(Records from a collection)
:::
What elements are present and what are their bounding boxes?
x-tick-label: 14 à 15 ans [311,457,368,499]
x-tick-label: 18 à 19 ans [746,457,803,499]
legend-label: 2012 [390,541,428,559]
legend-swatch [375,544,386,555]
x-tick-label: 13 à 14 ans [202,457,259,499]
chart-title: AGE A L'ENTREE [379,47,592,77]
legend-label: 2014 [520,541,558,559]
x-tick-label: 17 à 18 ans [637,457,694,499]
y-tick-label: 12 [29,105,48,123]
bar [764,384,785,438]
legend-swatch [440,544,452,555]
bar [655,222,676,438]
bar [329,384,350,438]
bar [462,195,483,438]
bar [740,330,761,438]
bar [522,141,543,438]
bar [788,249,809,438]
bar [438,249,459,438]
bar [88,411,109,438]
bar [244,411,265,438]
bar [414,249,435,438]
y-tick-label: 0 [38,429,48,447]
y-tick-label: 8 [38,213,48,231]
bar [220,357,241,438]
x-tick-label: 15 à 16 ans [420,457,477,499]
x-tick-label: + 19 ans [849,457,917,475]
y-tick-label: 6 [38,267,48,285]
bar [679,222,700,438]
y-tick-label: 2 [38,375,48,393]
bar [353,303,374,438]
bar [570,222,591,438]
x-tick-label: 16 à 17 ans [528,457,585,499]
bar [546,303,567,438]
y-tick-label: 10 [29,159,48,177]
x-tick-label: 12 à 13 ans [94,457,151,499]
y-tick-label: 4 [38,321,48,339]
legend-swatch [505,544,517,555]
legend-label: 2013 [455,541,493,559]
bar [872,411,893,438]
:::
■ **WHAT IS REQUIRED**:
Retype all of the items above, line by line, with no changes.

■ **REPLY TO THE EXERCISE**:
What elements are present and what are their bounding boxes?
x-tick-label: 14 à 15 ans [311,457,368,499]
x-tick-label: 18 à 19 ans [746,457,803,499]
legend-label: 2012 [390,541,428,559]
legend-swatch [375,544,386,555]
x-tick-label: 13 à 14 ans [202,457,259,499]
chart-title: AGE A L'ENTREE [379,47,592,77]
legend-label: 2014 [520,541,558,559]
x-tick-label: 17 à 18 ans [637,457,694,499]
y-tick-label: 12 [29,105,48,123]
bar [764,384,785,438]
legend-swatch [440,544,452,555]
bar [655,222,676,438]
bar [329,384,350,438]
bar [462,195,483,438]
bar [740,330,761,438]
bar [522,141,543,438]
bar [788,249,809,438]
bar [438,249,459,438]
bar [88,411,109,438]
bar [244,411,265,438]
bar [414,249,435,438]
y-tick-label: 0 [38,429,48,447]
y-tick-label: 8 [38,213,48,231]
bar [220,357,241,438]
x-tick-label: 15 à 16 ans [420,457,477,499]
x-tick-label: + 19 ans [849,457,917,475]
y-tick-label: 6 [38,267,48,285]
bar [679,222,700,438]
y-tick-label: 2 [38,375,48,393]
bar [353,303,374,438]
bar [570,222,591,438]
x-tick-label: 16 à 17 ans [528,457,585,499]
bar [546,303,567,438]
y-tick-label: 10 [29,159,48,177]
x-tick-label: 12 à 13 ans [94,457,151,499]
y-tick-label: 4 [38,321,48,339]
legend-swatch [505,544,517,555]
legend-label: 2013 [455,541,493,559]
bar [872,411,893,438]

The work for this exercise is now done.